BRIEF :: Leave out the pictures and transcribe everything else exactly.

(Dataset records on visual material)
________________
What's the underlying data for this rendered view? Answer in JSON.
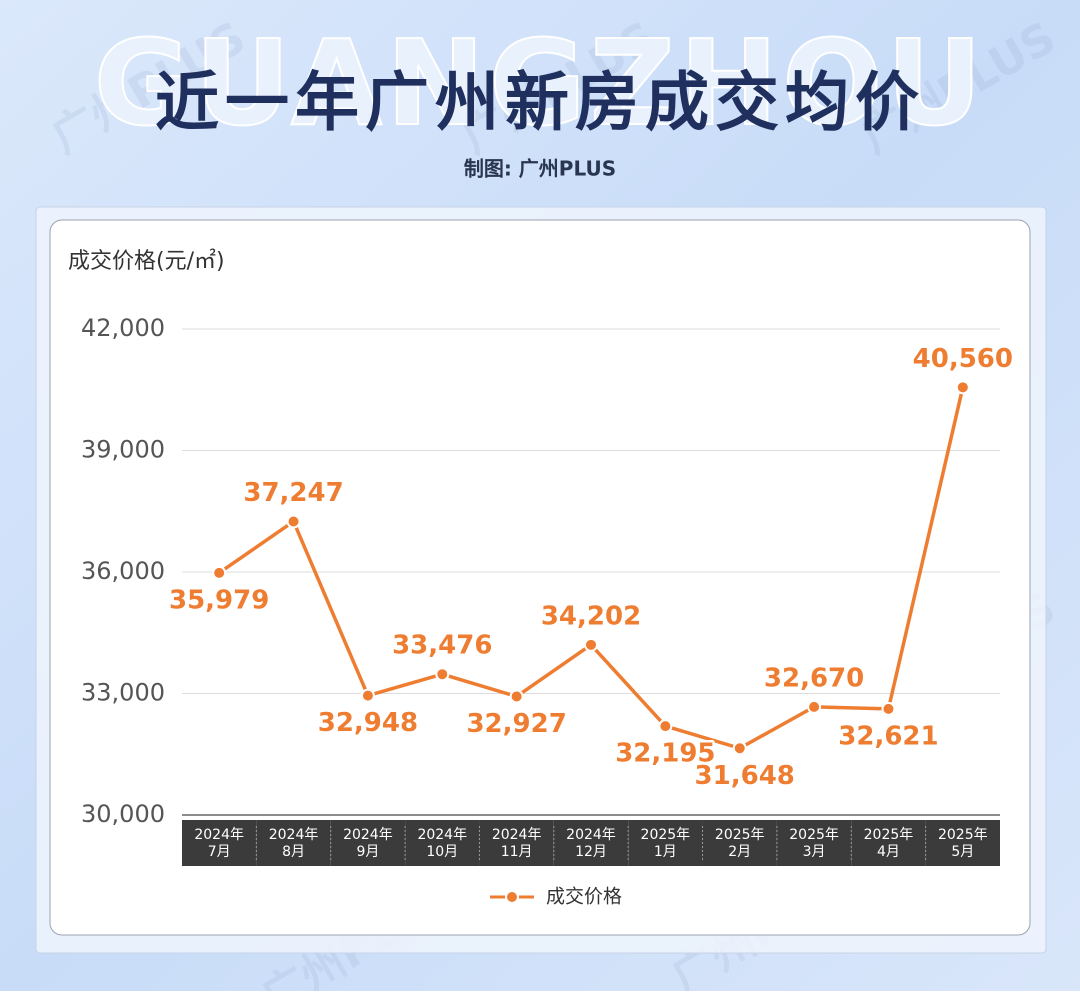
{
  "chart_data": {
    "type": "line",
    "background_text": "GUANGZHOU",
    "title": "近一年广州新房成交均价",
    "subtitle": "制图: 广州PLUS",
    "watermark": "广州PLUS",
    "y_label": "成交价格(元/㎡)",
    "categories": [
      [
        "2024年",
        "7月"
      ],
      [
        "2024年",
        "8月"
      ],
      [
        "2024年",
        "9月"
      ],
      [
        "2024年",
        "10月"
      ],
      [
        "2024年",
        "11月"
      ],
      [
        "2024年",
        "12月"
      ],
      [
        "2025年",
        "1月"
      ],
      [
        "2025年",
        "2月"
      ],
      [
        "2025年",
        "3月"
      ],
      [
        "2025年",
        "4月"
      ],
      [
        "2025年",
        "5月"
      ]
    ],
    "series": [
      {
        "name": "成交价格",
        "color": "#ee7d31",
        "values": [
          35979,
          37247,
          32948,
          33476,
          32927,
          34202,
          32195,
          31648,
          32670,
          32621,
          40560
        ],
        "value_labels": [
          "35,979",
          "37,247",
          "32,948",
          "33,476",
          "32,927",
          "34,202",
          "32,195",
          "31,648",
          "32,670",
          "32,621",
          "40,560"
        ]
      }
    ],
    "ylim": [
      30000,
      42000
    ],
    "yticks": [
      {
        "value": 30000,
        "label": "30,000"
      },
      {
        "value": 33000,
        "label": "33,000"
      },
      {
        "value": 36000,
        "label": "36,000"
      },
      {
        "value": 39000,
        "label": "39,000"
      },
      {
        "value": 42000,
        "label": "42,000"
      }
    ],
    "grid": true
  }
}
________________
THE RESPONSE ::
What's the underlying data for this rendered view? Answer in JSON.
{
  "chart_data": {
    "type": "line",
    "background_text": "GUANGZHOU",
    "title": "近一年广州新房成交均价",
    "subtitle": "制图: 广州PLUS",
    "watermark": "广州PLUS",
    "y_label": "成交价格(元/㎡)",
    "categories": [
      [
        "2024年",
        "7月"
      ],
      [
        "2024年",
        "8月"
      ],
      [
        "2024年",
        "9月"
      ],
      [
        "2024年",
        "10月"
      ],
      [
        "2024年",
        "11月"
      ],
      [
        "2024年",
        "12月"
      ],
      [
        "2025年",
        "1月"
      ],
      [
        "2025年",
        "2月"
      ],
      [
        "2025年",
        "3月"
      ],
      [
        "2025年",
        "4月"
      ],
      [
        "2025年",
        "5月"
      ]
    ],
    "series": [
      {
        "name": "成交价格",
        "color": "#ee7d31",
        "values": [
          35979,
          37247,
          32948,
          33476,
          32927,
          34202,
          32195,
          31648,
          32670,
          32621,
          40560
        ],
        "value_labels": [
          "35,979",
          "37,247",
          "32,948",
          "33,476",
          "32,927",
          "34,202",
          "32,195",
          "31,648",
          "32,670",
          "32,621",
          "40,560"
        ]
      }
    ],
    "ylim": [
      30000,
      42000
    ],
    "yticks": [
      {
        "value": 30000,
        "label": "30,000"
      },
      {
        "value": 33000,
        "label": "33,000"
      },
      {
        "value": 36000,
        "label": "36,000"
      },
      {
        "value": 39000,
        "label": "39,000"
      },
      {
        "value": 42000,
        "label": "42,000"
      }
    ],
    "grid": true
  }
}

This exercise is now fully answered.